#### JOB
Copy each of the entries below faithfully, setting aside any pictures.

#### EXTRACTED RECORDS
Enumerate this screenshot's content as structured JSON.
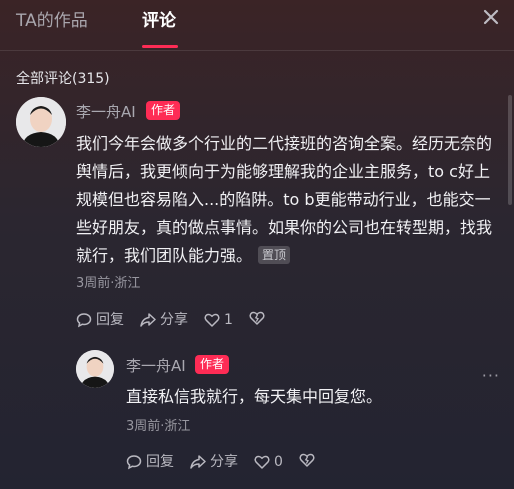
{
  "tabs": {
    "works": "TA的作品",
    "comments": "评论"
  },
  "comment_count_label": "全部评论(315)",
  "comments": [
    {
      "author": "李一舟AI",
      "badge": "作者",
      "text": "我们今年会做多个行业的二代接班的咨询全案。经历无奈的舆情后，我更倾向于为能够理解我的企业主服务，to c好上规模但也容易陷入...的陷阱。to b更能带动行业，也能交一些好朋友，真的做点事情。如果你的公司也在转型期，找我就行，我们团队能力强。",
      "pinned": "置顶",
      "time": "3周前·浙江",
      "reply": "回复",
      "share": "分享",
      "likes": "1"
    },
    {
      "author": "李一舟AI",
      "badge": "作者",
      "text": "直接私信我就行，每天集中回复您。",
      "time": "3周前·浙江",
      "reply": "回复",
      "share": "分享",
      "likes": "0"
    }
  ],
  "icons": [
    "close-icon",
    "reply-icon",
    "share-icon",
    "heart-icon",
    "dislike-icon",
    "more-icon"
  ]
}
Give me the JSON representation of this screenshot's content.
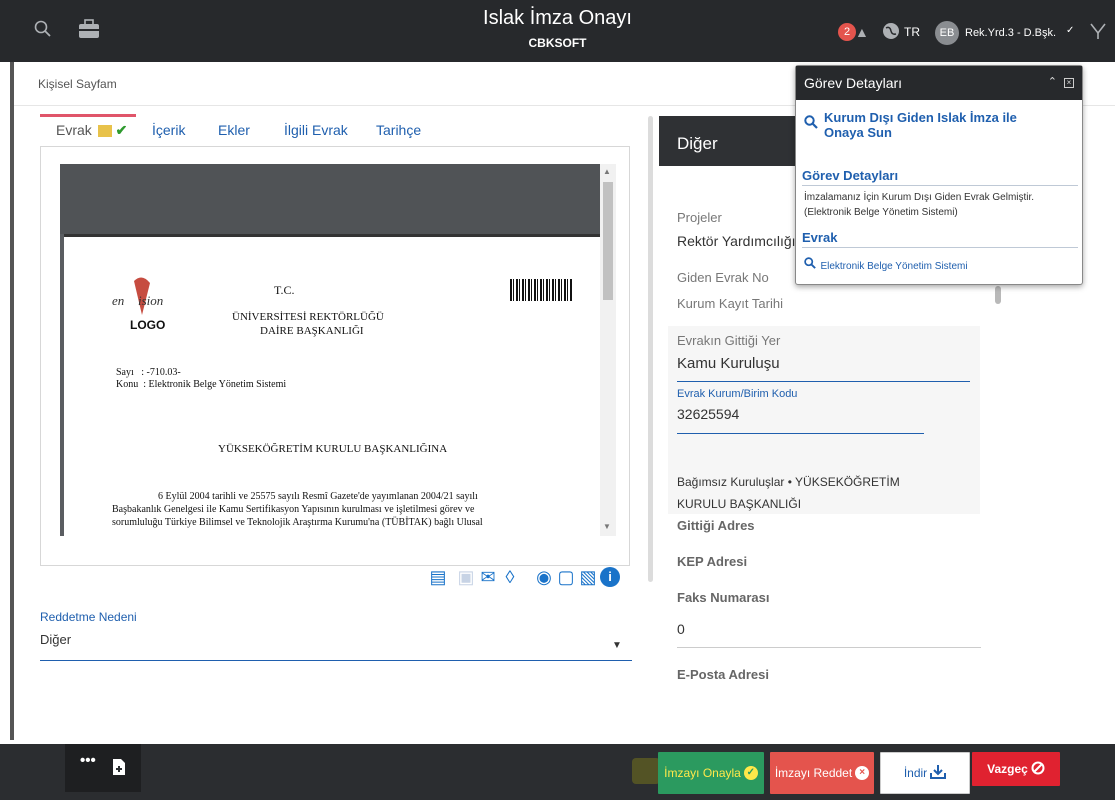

#### WRITTEN SOLUTION
Enumerate this screenshot's content as structured JSON.
{
  "tabs": {
    "works": "TA的作品",
    "comments": "评论"
  },
  "comment_count_label": "全部评论(315)",
  "comments": [
    {
      "author": "李一舟AI",
      "badge": "作者",
      "text": "我们今年会做多个行业的二代接班的咨询全案。经历无奈的舆情后，我更倾向于为能够理解我的企业主服务，to c好上规模但也容易陷入...的陷阱。to b更能带动行业，也能交一些好朋友，真的做点事情。如果你的公司也在转型期，找我就行，我们团队能力强。",
      "pinned": "置顶",
      "time": "3周前·浙江",
      "reply": "回复",
      "share": "分享",
      "likes": "1"
    },
    {
      "author": "李一舟AI",
      "badge": "作者",
      "text": "直接私信我就行，每天集中回复您。",
      "time": "3周前·浙江",
      "reply": "回复",
      "share": "分享",
      "likes": "0"
    }
  ],
  "icons": [
    "close-icon",
    "reply-icon",
    "share-icon",
    "heart-icon",
    "dislike-icon",
    "more-icon"
  ]
}
Give me the JSON representation of this screenshot's content.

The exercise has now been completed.